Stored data
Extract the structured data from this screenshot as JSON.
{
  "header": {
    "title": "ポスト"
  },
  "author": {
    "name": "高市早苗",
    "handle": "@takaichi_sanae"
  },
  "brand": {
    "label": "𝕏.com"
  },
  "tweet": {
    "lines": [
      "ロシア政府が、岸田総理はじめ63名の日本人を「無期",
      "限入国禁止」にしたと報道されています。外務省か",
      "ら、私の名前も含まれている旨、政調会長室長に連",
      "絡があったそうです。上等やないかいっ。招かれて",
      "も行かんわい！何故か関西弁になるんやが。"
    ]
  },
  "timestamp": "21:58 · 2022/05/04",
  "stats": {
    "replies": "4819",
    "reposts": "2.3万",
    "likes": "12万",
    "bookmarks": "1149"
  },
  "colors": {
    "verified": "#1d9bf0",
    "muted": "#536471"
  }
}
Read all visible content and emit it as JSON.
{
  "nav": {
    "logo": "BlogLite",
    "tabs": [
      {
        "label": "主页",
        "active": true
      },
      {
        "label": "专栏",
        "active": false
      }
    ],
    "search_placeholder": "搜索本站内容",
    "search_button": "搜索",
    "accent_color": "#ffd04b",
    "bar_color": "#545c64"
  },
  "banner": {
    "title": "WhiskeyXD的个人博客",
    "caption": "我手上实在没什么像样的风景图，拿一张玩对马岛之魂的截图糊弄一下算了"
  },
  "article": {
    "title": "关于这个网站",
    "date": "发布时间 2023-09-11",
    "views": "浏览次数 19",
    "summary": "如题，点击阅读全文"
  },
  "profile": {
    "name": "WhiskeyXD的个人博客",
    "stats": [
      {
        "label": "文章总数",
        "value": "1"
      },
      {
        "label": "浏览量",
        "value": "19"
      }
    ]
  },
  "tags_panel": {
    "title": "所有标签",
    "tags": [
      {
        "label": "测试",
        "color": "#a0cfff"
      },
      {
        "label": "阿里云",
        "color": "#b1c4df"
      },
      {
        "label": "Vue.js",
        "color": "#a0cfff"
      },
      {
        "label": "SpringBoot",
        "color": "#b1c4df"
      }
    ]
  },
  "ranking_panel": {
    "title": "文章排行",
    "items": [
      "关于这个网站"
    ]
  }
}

### REQUEST
Extract every line from the one containing "Read all visible content and emit it as JSON." through the last line of the data, inclusive, exactly as written.

### SOLUTION
Read all visible content and emit it as JSON.
{
  "nav": {
    "logo": "BlogLite",
    "tabs": [
      {
        "label": "主页",
        "active": true
      },
      {
        "label": "专栏",
        "active": false
      }
    ],
    "search_placeholder": "搜索本站内容",
    "search_button": "搜索",
    "accent_color": "#ffd04b",
    "bar_color": "#545c64"
  },
  "banner": {
    "title": "WhiskeyXD的个人博客",
    "caption": "我手上实在没什么像样的风景图，拿一张玩对马岛之魂的截图糊弄一下算了"
  },
  "article": {
    "title": "关于这个网站",
    "date": "发布时间 2023-09-11",
    "views": "浏览次数 19",
    "summary": "如题，点击阅读全文"
  },
  "profile": {
    "name": "WhiskeyXD的个人博客",
    "stats": [
      {
        "label": "文章总数",
        "value": "1"
      },
      {
        "label": "浏览量",
        "value": "19"
      }
    ]
  },
  "tags_panel": {
    "title": "所有标签",
    "tags": [
      {
        "label": "测试",
        "color": "#a0cfff"
      },
      {
        "label": "阿里云",
        "color": "#b1c4df"
      },
      {
        "label": "Vue.js",
        "color": "#a0cfff"
      },
      {
        "label": "SpringBoot",
        "color": "#b1c4df"
      }
    ]
  },
  "ranking_panel": {
    "title": "文章排行",
    "items": [
      "关于这个网站"
    ]
  }
}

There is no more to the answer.